Stored entries
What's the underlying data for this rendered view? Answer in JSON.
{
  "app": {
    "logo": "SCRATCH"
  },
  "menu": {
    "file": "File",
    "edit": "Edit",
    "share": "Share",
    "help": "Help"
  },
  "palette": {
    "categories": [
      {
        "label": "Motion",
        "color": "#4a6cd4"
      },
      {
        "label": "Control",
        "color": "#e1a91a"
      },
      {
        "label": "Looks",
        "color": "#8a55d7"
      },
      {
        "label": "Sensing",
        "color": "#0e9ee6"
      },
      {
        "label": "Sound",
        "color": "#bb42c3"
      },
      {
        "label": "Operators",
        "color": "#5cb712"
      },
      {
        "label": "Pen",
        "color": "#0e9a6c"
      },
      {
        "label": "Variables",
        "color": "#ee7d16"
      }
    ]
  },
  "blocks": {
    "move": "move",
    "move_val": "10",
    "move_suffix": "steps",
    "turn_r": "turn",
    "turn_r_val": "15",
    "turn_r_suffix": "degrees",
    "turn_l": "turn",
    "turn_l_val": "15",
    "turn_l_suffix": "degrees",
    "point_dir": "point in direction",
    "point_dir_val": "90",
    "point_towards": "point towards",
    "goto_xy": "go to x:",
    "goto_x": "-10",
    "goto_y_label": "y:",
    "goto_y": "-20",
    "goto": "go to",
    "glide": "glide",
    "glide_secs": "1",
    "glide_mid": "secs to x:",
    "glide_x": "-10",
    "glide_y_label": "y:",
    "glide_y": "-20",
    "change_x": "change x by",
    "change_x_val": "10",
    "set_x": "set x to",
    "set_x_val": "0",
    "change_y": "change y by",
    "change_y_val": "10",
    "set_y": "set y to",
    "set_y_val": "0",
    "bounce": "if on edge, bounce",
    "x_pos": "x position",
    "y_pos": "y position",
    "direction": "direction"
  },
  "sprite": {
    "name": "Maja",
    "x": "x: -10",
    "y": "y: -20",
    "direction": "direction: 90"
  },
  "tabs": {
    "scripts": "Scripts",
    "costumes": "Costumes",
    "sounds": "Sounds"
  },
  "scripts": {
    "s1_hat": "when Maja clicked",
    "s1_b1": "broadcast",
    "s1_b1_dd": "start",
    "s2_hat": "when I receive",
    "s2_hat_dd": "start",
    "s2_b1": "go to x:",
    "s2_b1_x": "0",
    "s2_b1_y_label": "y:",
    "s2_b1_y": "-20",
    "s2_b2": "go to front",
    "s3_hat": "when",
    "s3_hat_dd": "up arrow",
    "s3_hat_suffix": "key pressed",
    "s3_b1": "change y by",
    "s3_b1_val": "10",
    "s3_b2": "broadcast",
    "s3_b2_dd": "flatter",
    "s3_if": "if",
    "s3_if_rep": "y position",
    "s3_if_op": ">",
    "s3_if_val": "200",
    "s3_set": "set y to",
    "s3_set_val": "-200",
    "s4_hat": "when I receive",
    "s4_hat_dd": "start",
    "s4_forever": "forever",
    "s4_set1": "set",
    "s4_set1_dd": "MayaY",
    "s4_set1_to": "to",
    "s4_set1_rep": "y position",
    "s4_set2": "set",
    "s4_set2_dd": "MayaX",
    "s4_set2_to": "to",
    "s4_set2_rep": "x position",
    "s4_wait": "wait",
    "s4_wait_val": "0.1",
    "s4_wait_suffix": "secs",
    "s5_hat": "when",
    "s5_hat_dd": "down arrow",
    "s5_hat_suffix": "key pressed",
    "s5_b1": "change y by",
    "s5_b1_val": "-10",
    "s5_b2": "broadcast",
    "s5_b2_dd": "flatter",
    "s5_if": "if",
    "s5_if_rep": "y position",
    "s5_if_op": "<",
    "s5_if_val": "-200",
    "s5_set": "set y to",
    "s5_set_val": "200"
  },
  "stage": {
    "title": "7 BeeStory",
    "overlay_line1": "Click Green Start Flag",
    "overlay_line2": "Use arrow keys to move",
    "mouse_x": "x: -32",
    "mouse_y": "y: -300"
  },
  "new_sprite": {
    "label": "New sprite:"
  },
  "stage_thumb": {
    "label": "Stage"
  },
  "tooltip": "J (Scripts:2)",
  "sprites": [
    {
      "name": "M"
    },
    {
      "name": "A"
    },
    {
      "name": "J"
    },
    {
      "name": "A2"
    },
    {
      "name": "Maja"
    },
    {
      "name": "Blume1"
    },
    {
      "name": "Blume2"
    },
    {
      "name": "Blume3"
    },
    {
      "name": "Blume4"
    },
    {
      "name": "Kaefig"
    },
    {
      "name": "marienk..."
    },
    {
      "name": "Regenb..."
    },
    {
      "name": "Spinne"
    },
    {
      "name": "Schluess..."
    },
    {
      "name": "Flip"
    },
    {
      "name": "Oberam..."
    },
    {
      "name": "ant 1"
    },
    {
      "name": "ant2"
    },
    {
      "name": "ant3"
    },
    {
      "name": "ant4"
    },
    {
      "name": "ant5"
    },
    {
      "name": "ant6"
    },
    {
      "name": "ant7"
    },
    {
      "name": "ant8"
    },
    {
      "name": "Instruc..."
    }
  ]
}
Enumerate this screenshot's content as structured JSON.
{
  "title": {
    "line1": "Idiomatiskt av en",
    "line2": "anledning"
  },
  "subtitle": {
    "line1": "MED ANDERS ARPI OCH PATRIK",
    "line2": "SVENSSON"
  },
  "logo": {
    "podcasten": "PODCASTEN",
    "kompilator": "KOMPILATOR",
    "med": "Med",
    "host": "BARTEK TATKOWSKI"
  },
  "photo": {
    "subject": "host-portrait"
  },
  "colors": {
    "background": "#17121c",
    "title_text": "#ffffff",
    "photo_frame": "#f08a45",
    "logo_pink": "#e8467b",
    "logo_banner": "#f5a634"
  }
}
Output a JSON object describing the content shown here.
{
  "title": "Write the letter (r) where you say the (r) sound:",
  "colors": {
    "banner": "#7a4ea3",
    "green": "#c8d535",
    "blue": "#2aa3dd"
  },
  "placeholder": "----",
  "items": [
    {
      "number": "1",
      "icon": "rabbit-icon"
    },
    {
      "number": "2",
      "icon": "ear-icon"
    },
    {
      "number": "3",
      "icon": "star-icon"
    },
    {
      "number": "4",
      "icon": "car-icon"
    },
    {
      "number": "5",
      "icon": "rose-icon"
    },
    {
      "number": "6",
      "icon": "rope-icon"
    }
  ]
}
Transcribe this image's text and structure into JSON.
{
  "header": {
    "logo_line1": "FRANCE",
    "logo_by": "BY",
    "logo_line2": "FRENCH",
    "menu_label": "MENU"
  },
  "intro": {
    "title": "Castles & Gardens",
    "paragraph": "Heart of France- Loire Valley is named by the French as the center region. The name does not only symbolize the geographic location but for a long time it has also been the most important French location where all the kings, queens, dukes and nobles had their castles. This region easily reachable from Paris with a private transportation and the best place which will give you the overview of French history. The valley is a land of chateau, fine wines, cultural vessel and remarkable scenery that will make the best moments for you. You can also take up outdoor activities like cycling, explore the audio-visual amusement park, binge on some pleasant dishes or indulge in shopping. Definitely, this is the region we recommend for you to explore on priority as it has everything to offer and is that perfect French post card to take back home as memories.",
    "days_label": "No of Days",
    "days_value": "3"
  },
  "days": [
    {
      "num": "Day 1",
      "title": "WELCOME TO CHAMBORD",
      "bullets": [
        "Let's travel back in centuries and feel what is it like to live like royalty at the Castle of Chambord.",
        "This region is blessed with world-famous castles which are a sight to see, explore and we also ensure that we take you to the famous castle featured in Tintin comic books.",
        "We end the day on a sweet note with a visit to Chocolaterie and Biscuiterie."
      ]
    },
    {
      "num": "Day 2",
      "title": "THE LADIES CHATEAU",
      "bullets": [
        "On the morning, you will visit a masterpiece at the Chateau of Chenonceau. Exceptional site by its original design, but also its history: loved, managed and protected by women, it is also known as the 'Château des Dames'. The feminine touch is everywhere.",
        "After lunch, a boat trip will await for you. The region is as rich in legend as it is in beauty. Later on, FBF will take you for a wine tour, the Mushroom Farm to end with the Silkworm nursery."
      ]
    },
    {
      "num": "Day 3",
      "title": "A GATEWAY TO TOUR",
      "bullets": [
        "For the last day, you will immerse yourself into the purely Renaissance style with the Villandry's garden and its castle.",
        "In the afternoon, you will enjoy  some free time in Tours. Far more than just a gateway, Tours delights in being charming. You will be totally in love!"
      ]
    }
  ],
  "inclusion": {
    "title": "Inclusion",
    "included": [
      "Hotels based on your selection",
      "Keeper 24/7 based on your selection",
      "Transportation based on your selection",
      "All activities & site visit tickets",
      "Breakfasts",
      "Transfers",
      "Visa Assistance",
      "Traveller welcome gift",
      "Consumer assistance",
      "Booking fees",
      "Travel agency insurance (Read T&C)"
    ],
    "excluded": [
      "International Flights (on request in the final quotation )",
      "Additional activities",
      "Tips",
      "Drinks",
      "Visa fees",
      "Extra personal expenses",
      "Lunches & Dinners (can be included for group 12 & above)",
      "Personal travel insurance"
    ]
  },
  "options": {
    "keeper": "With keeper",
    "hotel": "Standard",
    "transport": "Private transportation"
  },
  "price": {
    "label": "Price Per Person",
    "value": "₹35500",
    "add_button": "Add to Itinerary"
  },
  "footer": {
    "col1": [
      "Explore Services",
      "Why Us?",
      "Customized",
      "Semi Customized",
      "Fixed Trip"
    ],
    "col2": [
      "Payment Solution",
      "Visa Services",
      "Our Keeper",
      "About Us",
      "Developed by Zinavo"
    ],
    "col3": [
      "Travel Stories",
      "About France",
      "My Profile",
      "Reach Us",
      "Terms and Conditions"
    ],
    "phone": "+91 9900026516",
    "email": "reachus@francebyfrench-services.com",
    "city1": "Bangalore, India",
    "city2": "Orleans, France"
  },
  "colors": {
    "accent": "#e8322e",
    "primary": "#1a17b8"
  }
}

Request >> Show, from the listing above, each line that contains the word "receive".

Result for this task >>
    "s2_hat": "when I receive",
    "s4_hat": "when I receive",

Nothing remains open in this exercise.